- _Required task_: Identify and pull out each line of the entries in which "type" occurs.

- _Data lines_:
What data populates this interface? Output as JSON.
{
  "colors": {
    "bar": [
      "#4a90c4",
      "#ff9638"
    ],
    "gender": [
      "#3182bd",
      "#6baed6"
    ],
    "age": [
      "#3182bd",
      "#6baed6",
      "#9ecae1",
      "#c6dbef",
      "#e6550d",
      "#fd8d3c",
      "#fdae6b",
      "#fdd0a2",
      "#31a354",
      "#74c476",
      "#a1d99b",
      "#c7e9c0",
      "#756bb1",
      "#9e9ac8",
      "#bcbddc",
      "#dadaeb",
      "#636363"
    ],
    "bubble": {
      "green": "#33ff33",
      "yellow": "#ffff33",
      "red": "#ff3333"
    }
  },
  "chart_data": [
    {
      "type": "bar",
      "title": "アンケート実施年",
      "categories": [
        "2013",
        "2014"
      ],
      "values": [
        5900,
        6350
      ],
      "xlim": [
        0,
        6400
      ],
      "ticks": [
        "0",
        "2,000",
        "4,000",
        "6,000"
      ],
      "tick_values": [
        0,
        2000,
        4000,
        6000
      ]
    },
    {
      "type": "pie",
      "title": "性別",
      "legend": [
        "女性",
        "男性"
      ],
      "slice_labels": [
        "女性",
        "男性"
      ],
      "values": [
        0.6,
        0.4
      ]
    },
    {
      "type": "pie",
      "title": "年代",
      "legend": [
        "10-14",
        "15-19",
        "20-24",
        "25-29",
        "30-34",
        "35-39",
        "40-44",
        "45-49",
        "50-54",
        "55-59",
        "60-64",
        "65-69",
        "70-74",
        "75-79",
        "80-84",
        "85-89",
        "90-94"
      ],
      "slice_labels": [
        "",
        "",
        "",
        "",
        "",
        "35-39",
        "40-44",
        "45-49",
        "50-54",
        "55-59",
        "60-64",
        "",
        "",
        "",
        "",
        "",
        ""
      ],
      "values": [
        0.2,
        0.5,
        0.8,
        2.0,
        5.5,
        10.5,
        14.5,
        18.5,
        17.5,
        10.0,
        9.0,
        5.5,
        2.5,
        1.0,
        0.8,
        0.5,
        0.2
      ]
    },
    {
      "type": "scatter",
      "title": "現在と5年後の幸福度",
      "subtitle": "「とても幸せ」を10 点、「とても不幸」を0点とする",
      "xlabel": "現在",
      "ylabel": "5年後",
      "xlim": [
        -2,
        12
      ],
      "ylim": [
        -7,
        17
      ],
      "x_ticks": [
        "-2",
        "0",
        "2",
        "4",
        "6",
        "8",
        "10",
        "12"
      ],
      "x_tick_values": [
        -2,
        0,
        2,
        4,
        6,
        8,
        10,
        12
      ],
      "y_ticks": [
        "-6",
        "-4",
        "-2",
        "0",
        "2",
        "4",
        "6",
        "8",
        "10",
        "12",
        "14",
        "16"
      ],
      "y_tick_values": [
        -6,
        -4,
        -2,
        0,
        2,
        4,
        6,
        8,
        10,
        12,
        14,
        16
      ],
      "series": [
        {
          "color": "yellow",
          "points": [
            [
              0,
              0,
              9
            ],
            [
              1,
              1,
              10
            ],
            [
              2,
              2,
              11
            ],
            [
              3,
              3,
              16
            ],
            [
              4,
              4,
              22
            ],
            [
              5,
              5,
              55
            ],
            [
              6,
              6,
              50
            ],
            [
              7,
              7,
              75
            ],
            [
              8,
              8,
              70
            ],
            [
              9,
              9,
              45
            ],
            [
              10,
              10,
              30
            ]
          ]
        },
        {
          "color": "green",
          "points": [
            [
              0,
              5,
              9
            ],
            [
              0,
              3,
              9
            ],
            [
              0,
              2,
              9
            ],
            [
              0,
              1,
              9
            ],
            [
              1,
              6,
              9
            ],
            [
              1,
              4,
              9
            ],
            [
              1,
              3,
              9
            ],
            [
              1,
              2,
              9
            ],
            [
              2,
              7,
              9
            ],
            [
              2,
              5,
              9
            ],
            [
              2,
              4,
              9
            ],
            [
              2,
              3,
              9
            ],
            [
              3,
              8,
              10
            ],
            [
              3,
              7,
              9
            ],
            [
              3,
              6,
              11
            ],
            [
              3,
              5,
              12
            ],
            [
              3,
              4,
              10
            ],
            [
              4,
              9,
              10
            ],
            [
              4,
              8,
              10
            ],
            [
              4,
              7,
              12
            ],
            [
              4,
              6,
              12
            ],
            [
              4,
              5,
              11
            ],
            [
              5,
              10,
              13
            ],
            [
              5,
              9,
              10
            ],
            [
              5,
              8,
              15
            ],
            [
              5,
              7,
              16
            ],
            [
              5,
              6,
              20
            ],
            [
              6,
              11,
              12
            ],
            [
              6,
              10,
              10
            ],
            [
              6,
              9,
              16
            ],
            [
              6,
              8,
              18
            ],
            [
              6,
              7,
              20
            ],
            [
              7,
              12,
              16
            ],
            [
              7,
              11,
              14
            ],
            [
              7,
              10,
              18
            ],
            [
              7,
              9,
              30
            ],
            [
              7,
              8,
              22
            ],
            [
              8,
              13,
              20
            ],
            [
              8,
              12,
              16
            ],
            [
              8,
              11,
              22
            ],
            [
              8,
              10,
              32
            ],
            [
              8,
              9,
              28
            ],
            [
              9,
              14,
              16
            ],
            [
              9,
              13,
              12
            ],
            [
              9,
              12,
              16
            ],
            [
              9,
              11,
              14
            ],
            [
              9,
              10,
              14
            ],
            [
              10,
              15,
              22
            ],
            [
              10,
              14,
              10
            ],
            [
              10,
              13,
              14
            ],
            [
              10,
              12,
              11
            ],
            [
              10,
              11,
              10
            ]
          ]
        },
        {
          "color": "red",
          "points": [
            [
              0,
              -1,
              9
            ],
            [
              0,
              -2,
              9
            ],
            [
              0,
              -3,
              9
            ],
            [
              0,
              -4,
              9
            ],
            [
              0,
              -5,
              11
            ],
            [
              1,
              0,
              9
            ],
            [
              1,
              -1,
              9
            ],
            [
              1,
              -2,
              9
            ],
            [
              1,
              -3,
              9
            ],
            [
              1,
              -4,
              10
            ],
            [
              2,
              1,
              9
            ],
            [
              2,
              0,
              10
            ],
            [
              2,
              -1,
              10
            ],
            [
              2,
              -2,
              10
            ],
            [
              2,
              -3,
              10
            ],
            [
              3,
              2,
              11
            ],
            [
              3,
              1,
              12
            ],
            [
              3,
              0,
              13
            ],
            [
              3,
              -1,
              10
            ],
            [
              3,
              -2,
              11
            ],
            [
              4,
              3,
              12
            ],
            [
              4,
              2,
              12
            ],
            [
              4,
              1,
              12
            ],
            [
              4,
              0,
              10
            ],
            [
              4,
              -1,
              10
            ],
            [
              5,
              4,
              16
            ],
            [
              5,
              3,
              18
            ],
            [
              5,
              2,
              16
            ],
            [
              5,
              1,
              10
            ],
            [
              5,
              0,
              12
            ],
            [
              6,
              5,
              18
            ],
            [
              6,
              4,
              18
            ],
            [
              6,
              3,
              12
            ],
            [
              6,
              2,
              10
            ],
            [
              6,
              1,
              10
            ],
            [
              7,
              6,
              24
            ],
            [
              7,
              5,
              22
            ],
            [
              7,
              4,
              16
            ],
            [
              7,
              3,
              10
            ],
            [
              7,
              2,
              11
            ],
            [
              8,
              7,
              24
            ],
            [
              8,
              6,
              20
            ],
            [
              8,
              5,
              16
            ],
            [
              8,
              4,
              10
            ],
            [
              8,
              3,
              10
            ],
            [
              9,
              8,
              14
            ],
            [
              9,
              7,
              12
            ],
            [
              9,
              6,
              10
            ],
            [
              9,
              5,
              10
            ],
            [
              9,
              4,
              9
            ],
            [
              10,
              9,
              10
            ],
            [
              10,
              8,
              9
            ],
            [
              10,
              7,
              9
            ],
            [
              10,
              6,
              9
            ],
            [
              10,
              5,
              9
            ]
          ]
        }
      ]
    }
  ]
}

- _Result for this exercise_:
      "type": "bar",
      "type": "pie",
      "type": "pie",
      "type": "scatter",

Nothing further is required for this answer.